» Dataset items
* * * * *

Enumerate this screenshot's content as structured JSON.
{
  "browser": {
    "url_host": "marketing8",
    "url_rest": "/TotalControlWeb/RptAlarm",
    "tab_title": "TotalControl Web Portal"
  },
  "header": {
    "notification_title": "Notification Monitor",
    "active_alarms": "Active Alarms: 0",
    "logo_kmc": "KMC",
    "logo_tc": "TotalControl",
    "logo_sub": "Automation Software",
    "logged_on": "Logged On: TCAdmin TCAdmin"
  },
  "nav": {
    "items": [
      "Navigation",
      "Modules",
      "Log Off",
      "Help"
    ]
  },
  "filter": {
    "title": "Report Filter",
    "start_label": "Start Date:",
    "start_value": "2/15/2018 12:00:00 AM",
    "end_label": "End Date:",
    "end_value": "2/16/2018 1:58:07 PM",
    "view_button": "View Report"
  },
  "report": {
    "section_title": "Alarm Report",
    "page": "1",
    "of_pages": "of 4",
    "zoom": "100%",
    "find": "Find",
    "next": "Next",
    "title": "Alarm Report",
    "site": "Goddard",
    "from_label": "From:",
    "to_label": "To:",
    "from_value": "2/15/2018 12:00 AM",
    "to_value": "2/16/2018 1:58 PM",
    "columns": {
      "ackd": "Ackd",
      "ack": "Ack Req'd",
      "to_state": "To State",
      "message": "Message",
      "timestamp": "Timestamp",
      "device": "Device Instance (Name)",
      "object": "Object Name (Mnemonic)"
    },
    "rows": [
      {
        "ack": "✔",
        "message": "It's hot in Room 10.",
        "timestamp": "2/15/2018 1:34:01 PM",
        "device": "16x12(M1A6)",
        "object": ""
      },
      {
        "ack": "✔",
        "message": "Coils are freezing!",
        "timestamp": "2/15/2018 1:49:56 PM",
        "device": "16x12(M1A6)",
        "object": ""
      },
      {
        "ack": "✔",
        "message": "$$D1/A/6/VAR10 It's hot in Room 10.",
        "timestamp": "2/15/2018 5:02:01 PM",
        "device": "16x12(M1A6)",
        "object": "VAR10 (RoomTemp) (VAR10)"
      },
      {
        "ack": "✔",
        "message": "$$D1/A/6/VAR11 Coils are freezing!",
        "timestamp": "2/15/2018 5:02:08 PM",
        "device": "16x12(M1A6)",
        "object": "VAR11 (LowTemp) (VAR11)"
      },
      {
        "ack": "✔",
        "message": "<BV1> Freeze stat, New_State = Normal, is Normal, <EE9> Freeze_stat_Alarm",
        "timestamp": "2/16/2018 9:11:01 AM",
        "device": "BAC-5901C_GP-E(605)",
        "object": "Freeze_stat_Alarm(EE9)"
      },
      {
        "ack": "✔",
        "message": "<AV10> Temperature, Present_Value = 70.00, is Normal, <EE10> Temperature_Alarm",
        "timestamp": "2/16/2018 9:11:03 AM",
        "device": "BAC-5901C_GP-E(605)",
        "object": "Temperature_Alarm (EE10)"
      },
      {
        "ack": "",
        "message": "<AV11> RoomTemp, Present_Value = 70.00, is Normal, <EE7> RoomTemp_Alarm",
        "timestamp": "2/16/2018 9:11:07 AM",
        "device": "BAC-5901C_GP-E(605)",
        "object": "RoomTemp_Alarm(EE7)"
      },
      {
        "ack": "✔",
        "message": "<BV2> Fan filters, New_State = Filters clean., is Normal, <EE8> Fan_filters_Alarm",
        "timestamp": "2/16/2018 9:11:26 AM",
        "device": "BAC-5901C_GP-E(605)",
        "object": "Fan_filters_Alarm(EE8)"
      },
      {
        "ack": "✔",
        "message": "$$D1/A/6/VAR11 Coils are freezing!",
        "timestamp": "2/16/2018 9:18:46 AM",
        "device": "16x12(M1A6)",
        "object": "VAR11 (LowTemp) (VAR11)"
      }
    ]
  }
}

* * * * *

Write out the complete set of records exactly as given.

» Solution for this task
Enumerate this screenshot's content as structured JSON.
{
  "browser": {
    "url_host": "marketing8",
    "url_rest": "/TotalControlWeb/RptAlarm",
    "tab_title": "TotalControl Web Portal"
  },
  "header": {
    "notification_title": "Notification Monitor",
    "active_alarms": "Active Alarms: 0",
    "logo_kmc": "KMC",
    "logo_tc": "TotalControl",
    "logo_sub": "Automation Software",
    "logged_on": "Logged On: TCAdmin TCAdmin"
  },
  "nav": {
    "items": [
      "Navigation",
      "Modules",
      "Log Off",
      "Help"
    ]
  },
  "filter": {
    "title": "Report Filter",
    "start_label": "Start Date:",
    "start_value": "2/15/2018 12:00:00 AM",
    "end_label": "End Date:",
    "end_value": "2/16/2018 1:58:07 PM",
    "view_button": "View Report"
  },
  "report": {
    "section_title": "Alarm Report",
    "page": "1",
    "of_pages": "of 4",
    "zoom": "100%",
    "find": "Find",
    "next": "Next",
    "title": "Alarm Report",
    "site": "Goddard",
    "from_label": "From:",
    "to_label": "To:",
    "from_value": "2/15/2018 12:00 AM",
    "to_value": "2/16/2018 1:58 PM",
    "columns": {
      "ackd": "Ackd",
      "ack": "Ack Req'd",
      "to_state": "To State",
      "message": "Message",
      "timestamp": "Timestamp",
      "device": "Device Instance (Name)",
      "object": "Object Name (Mnemonic)"
    },
    "rows": [
      {
        "ack": "✔",
        "message": "It's hot in Room 10.",
        "timestamp": "2/15/2018 1:34:01 PM",
        "device": "16x12(M1A6)",
        "object": ""
      },
      {
        "ack": "✔",
        "message": "Coils are freezing!",
        "timestamp": "2/15/2018 1:49:56 PM",
        "device": "16x12(M1A6)",
        "object": ""
      },
      {
        "ack": "✔",
        "message": "$$D1/A/6/VAR10 It's hot in Room 10.",
        "timestamp": "2/15/2018 5:02:01 PM",
        "device": "16x12(M1A6)",
        "object": "VAR10 (RoomTemp) (VAR10)"
      },
      {
        "ack": "✔",
        "message": "$$D1/A/6/VAR11 Coils are freezing!",
        "timestamp": "2/15/2018 5:02:08 PM",
        "device": "16x12(M1A6)",
        "object": "VAR11 (LowTemp) (VAR11)"
      },
      {
        "ack": "✔",
        "message": "<BV1> Freeze stat, New_State = Normal, is Normal, <EE9> Freeze_stat_Alarm",
        "timestamp": "2/16/2018 9:11:01 AM",
        "device": "BAC-5901C_GP-E(605)",
        "object": "Freeze_stat_Alarm(EE9)"
      },
      {
        "ack": "✔",
        "message": "<AV10> Temperature, Present_Value = 70.00, is Normal, <EE10> Temperature_Alarm",
        "timestamp": "2/16/2018 9:11:03 AM",
        "device": "BAC-5901C_GP-E(605)",
        "object": "Temperature_Alarm (EE10)"
      },
      {
        "ack": "",
        "message": "<AV11> RoomTemp, Present_Value = 70.00, is Normal, <EE7> RoomTemp_Alarm",
        "timestamp": "2/16/2018 9:11:07 AM",
        "device": "BAC-5901C_GP-E(605)",
        "object": "RoomTemp_Alarm(EE7)"
      },
      {
        "ack": "✔",
        "message": "<BV2> Fan filters, New_State = Filters clean., is Normal, <EE8> Fan_filters_Alarm",
        "timestamp": "2/16/2018 9:11:26 AM",
        "device": "BAC-5901C_GP-E(605)",
        "object": "Fan_filters_Alarm(EE8)"
      },
      {
        "ack": "✔",
        "message": "$$D1/A/6/VAR11 Coils are freezing!",
        "timestamp": "2/16/2018 9:18:46 AM",
        "device": "16x12(M1A6)",
        "object": "VAR11 (LowTemp) (VAR11)"
      }
    ]
  }
}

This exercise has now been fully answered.